- STATED GOAL: Find each line with the word "this" and say how many there are, nothing else.

[Records from a collection]
#####

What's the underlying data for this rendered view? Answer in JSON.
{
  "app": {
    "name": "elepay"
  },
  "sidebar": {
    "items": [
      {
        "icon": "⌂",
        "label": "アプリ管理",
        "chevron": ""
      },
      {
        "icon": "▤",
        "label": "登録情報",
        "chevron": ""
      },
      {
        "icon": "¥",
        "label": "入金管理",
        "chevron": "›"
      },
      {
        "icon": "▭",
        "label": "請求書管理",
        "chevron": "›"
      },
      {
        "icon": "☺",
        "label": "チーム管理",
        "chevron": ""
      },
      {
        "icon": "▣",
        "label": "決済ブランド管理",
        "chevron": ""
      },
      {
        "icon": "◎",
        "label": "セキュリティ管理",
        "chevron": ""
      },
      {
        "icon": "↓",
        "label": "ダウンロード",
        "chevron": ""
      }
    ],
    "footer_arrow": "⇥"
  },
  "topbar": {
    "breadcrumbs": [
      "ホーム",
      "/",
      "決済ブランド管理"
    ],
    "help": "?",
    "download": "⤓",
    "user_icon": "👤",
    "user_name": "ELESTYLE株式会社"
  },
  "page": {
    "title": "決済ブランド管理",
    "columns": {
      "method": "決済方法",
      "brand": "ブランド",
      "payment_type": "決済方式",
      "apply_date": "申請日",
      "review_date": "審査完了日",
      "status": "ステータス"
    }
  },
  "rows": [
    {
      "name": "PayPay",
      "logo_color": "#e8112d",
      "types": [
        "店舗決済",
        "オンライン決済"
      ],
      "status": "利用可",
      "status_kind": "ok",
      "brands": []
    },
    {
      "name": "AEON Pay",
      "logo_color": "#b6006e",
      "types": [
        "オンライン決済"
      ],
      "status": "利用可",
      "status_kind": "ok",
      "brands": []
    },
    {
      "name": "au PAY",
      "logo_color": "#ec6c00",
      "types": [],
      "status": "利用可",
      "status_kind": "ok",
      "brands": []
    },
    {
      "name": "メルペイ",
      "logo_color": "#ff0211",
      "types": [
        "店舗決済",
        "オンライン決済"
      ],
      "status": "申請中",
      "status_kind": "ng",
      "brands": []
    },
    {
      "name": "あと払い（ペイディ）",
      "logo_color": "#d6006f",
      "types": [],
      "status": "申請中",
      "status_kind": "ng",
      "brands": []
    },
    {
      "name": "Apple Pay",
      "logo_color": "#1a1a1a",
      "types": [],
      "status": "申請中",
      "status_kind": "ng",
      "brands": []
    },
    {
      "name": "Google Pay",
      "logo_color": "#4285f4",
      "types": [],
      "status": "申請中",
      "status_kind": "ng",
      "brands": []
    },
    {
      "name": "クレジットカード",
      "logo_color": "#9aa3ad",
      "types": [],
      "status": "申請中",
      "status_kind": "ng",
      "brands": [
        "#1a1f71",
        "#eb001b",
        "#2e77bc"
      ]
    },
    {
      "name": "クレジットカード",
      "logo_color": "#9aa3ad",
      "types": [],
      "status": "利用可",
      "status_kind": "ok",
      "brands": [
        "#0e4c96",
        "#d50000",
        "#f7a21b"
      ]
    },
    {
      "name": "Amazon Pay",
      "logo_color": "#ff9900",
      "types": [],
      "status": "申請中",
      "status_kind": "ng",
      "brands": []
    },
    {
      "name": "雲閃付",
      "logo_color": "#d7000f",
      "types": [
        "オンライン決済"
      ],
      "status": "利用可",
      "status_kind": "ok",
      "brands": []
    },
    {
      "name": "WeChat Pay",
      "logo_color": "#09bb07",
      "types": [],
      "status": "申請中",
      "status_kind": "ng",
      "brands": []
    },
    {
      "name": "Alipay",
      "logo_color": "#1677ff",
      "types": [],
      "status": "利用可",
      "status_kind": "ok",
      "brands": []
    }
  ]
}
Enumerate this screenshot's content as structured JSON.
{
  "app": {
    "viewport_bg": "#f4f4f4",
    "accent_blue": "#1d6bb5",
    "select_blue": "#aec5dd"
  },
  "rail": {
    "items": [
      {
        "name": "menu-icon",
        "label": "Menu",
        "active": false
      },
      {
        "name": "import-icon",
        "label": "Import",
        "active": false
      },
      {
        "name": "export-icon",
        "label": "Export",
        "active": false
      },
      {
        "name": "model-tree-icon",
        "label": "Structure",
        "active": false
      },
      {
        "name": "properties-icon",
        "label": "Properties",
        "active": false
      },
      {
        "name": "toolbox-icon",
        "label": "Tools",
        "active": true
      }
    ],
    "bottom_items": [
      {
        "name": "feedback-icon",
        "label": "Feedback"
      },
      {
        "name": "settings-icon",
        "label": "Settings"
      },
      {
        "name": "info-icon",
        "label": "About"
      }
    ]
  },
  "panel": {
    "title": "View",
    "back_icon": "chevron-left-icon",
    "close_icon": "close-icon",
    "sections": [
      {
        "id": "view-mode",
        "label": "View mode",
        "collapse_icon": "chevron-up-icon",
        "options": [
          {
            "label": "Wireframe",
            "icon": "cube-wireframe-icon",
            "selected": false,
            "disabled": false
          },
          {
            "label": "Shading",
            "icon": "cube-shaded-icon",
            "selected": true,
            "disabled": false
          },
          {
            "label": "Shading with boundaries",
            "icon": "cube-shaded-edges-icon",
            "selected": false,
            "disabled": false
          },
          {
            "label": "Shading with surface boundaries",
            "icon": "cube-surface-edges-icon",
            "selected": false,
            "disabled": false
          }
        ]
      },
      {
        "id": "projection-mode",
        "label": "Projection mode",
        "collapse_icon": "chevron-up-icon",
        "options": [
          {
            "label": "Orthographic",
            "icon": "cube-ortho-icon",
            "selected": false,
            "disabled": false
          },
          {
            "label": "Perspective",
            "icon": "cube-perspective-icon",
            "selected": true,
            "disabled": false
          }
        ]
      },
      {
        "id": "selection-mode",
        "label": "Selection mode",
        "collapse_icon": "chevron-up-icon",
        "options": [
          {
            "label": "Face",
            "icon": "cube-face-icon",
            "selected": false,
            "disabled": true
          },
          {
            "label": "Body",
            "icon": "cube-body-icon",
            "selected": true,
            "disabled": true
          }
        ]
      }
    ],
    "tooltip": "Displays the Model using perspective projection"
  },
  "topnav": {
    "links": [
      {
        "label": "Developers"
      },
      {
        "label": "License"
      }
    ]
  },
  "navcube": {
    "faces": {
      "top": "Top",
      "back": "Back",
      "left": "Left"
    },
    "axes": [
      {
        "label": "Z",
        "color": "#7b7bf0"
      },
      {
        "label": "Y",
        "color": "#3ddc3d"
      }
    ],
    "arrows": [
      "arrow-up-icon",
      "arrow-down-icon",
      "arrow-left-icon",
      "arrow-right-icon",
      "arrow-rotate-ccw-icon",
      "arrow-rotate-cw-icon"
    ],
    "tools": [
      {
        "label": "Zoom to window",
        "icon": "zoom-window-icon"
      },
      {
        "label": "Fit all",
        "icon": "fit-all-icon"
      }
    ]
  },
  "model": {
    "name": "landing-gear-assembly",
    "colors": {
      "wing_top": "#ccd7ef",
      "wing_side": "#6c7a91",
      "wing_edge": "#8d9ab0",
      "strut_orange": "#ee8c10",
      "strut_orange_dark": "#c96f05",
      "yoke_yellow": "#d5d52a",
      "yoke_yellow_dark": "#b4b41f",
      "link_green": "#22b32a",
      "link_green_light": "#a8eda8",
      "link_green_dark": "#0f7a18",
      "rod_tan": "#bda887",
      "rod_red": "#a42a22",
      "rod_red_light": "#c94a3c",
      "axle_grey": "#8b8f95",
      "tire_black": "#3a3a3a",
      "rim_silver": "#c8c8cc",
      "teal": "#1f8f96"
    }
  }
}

#####

- FINISHED EXERCISE: 2